INSTRUCTIONS FOR THE TASK: In the entries below, replace every "world-shop-sign" with "street-shop-sign" and leave everything else as it is. Leave the pictures out of your answer.

PROVIDED ENTRIES:
--*--
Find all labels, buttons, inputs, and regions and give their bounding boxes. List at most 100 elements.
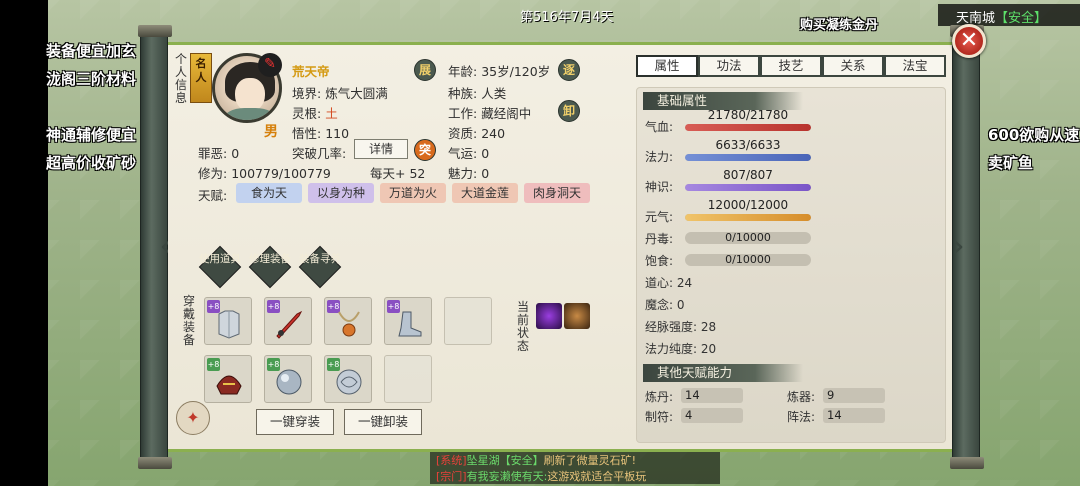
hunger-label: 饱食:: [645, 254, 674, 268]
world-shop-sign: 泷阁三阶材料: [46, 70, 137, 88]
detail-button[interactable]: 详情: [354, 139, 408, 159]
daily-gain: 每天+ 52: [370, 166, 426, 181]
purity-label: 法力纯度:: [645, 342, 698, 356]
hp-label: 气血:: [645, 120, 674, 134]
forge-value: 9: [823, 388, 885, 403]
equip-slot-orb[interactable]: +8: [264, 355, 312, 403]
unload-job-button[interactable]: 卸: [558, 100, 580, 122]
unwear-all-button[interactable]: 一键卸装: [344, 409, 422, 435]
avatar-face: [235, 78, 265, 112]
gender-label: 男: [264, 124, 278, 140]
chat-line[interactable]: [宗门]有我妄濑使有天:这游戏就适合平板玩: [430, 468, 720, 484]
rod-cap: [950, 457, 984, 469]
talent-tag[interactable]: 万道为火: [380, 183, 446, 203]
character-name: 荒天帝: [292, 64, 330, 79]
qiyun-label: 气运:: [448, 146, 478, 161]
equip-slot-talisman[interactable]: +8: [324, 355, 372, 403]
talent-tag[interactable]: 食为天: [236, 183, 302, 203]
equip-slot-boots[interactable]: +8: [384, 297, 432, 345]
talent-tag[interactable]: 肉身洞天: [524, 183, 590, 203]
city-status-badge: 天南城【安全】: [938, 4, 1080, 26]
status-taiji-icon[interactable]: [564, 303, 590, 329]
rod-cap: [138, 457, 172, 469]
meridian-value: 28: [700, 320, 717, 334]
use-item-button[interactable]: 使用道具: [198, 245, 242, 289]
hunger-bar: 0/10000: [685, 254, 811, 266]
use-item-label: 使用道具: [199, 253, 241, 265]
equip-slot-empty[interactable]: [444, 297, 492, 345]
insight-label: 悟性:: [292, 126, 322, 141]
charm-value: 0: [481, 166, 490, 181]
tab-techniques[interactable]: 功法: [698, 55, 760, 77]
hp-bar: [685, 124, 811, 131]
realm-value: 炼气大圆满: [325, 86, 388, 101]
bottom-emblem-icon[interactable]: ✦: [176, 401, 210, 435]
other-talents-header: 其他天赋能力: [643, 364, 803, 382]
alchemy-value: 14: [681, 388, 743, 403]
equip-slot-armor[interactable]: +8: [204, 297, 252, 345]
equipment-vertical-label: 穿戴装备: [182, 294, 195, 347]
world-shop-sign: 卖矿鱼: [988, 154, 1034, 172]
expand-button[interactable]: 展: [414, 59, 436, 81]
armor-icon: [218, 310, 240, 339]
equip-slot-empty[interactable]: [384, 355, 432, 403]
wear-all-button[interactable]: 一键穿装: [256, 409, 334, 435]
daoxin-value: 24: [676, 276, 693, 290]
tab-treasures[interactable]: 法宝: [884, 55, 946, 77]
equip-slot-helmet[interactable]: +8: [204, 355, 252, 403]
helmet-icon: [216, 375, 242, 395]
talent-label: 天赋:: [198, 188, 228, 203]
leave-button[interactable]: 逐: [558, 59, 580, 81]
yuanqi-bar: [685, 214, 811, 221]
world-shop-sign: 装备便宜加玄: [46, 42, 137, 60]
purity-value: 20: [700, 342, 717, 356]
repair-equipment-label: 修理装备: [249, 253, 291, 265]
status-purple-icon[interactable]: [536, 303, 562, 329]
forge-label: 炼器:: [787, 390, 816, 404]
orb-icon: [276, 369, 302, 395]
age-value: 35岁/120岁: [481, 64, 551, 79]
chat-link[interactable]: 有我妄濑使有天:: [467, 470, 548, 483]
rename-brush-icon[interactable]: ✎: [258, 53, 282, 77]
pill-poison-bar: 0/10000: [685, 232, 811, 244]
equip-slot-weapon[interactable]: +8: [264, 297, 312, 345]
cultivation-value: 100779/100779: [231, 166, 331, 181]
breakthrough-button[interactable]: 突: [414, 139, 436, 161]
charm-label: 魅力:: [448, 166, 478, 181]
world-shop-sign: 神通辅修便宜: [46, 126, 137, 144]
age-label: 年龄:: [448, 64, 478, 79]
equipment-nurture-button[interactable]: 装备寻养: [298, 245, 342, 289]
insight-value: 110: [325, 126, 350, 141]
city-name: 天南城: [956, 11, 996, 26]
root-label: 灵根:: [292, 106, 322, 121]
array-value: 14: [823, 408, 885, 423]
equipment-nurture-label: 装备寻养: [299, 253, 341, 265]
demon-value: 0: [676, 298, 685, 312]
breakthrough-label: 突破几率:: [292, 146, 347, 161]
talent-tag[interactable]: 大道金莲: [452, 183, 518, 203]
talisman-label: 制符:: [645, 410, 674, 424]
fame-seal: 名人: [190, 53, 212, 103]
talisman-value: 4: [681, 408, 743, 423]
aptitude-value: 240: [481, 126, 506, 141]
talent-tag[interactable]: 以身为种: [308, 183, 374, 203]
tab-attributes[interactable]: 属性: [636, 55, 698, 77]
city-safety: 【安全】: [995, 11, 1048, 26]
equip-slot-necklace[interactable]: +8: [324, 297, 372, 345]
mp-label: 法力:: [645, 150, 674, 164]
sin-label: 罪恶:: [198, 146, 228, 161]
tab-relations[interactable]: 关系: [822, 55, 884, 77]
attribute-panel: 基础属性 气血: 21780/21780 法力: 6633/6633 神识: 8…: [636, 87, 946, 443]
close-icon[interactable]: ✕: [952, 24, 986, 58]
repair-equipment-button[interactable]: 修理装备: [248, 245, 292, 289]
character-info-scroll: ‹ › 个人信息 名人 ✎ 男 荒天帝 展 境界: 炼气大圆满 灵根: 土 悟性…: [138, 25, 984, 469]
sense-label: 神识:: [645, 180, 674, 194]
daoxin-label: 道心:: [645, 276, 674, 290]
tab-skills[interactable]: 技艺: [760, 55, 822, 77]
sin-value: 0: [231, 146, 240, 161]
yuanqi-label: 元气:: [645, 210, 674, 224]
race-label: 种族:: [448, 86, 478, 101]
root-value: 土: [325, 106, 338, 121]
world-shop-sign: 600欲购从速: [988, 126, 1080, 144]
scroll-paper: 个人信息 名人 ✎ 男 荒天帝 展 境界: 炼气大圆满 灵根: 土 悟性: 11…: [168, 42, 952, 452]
--*--
REPLY TO THE TASK:
Find all labels, buttons, inputs, and regions and give their bounding boxes. List at most 100 elements.
hunger-label: 饱食:: [645, 254, 674, 268]
street-shop-sign: 泷阁三阶材料: [46, 70, 137, 88]
detail-button[interactable]: 详情: [354, 139, 408, 159]
daily-gain: 每天+ 52: [370, 166, 426, 181]
purity-label: 法力纯度:: [645, 342, 698, 356]
hp-label: 气血:: [645, 120, 674, 134]
forge-value: 9: [823, 388, 885, 403]
equip-slot-orb[interactable]: +8: [264, 355, 312, 403]
unload-job-button[interactable]: 卸: [558, 100, 580, 122]
unwear-all-button[interactable]: 一键卸装: [344, 409, 422, 435]
avatar-face: [235, 78, 265, 112]
gender-label: 男: [264, 124, 278, 140]
chat-line[interactable]: [宗门]有我妄濑使有天:这游戏就适合平板玩: [430, 468, 720, 484]
rod-cap: [950, 457, 984, 469]
talent-tag[interactable]: 万道为火: [380, 183, 446, 203]
character-name: 荒天帝: [292, 64, 330, 79]
qiyun-label: 气运:: [448, 146, 478, 161]
equip-slot-talisman[interactable]: +8: [324, 355, 372, 403]
talent-tag[interactable]: 食为天: [236, 183, 302, 203]
equip-slot-boots[interactable]: +8: [384, 297, 432, 345]
talent-tag[interactable]: 肉身洞天: [524, 183, 590, 203]
city-status-badge: 天南城【安全】: [938, 4, 1080, 26]
status-taiji-icon[interactable]: [564, 303, 590, 329]
rod-cap: [138, 457, 172, 469]
meridian-value: 28: [700, 320, 717, 334]
use-item-button[interactable]: 使用道具: [198, 245, 242, 289]
hunger-bar: 0/10000: [685, 254, 811, 266]
use-item-label: 使用道具: [199, 253, 241, 265]
equip-slot-empty[interactable]: [444, 297, 492, 345]
insight-label: 悟性:: [292, 126, 322, 141]
charm-value: 0: [481, 166, 490, 181]
tab-techniques[interactable]: 功法: [698, 55, 760, 77]
hp-bar: [685, 124, 811, 131]
realm-value: 炼气大圆满: [325, 86, 388, 101]
bottom-emblem-icon[interactable]: ✦: [176, 401, 210, 435]
other-talents-header: 其他天赋能力: [643, 364, 803, 382]
alchemy-value: 14: [681, 388, 743, 403]
equip-slot-armor[interactable]: +8: [204, 297, 252, 345]
equipment-vertical-label: 穿戴装备: [182, 294, 195, 347]
street-shop-sign: 卖矿鱼: [988, 154, 1034, 172]
expand-button[interactable]: 展: [414, 59, 436, 81]
armor-icon: [218, 310, 240, 339]
equip-slot-empty[interactable]: [384, 355, 432, 403]
wear-all-button[interactable]: 一键穿装: [256, 409, 334, 435]
daoxin-value: 24: [676, 276, 693, 290]
tab-treasures[interactable]: 法宝: [884, 55, 946, 77]
equip-slot-helmet[interactable]: +8: [204, 355, 252, 403]
helmet-icon: [216, 375, 242, 395]
talent-label: 天赋:: [198, 188, 228, 203]
leave-button[interactable]: 逐: [558, 59, 580, 81]
yuanqi-bar: [685, 214, 811, 221]
street-shop-sign: 装备便宜加玄: [46, 42, 137, 60]
purity-value: 20: [700, 342, 717, 356]
repair-equipment-label: 修理装备: [249, 253, 291, 265]
status-purple-icon[interactable]: [536, 303, 562, 329]
forge-label: 炼器:: [787, 390, 816, 404]
orb-icon: [276, 369, 302, 395]
age-value: 35岁/120岁: [481, 64, 551, 79]
chat-link[interactable]: 有我妄濑使有天:: [467, 470, 548, 483]
rename-brush-icon[interactable]: ✎: [258, 53, 282, 77]
pill-poison-bar: 0/10000: [685, 232, 811, 244]
equip-slot-weapon[interactable]: +8: [264, 297, 312, 345]
cultivation-value: 100779/100779: [231, 166, 331, 181]
breakthrough-button[interactable]: 突: [414, 139, 436, 161]
charm-label: 魅力:: [448, 166, 478, 181]
street-shop-sign: 神通辅修便宜: [46, 126, 137, 144]
age-label: 年龄:: [448, 64, 478, 79]
equipment-nurture-button[interactable]: 装备寻养: [298, 245, 342, 289]
insight-value: 110: [325, 126, 350, 141]
city-name: 天南城: [956, 11, 996, 26]
root-label: 灵根:: [292, 106, 322, 121]
array-value: 14: [823, 408, 885, 423]
equipment-nurture-label: 装备寻养: [299, 253, 341, 265]
demon-value: 0: [676, 298, 685, 312]
breakthrough-label: 突破几率:: [292, 146, 347, 161]
talent-tag[interactable]: 大道金莲: [452, 183, 518, 203]
talisman-label: 制符:: [645, 410, 674, 424]
fame-seal: 名人: [190, 53, 212, 103]
talisman-value: 4: [681, 408, 743, 423]
aptitude-value: 240: [481, 126, 506, 141]
talent-tag[interactable]: 以身为种: [308, 183, 374, 203]
tab-attributes[interactable]: 属性: [636, 55, 698, 77]
city-safety: 【安全】: [995, 11, 1048, 26]
equip-slot-necklace[interactable]: +8: [324, 297, 372, 345]
mp-label: 法力:: [645, 150, 674, 164]
sin-label: 罪恶:: [198, 146, 228, 161]
tab-relations[interactable]: 关系: [822, 55, 884, 77]
attribute-panel: 基础属性 气血: 21780/21780 法力: 6633/6633 神识: 8…: [636, 87, 946, 443]
close-icon[interactable]: ✕: [952, 24, 986, 58]
repair-equipment-button[interactable]: 修理装备: [248, 245, 292, 289]
character-info-scroll: ‹ › 个人信息 名人 ✎ 男 荒天帝 展 境界: 炼气大圆满 灵根: 土 悟性…: [138, 25, 984, 469]
sense-label: 神识:: [645, 180, 674, 194]
daoxin-label: 道心:: [645, 276, 674, 290]
tab-skills[interactable]: 技艺: [760, 55, 822, 77]
sin-value: 0: [231, 146, 240, 161]
yuanqi-label: 元气:: [645, 210, 674, 224]
race-label: 种族:: [448, 86, 478, 101]
root-value: 土: [325, 106, 338, 121]
street-shop-sign: 600欲购从速: [988, 126, 1080, 144]
scroll-paper: 个人信息 名人 ✎ 男 荒天帝 展 境界: 炼气大圆满 灵根: 土 悟性: 11…: [168, 42, 952, 452]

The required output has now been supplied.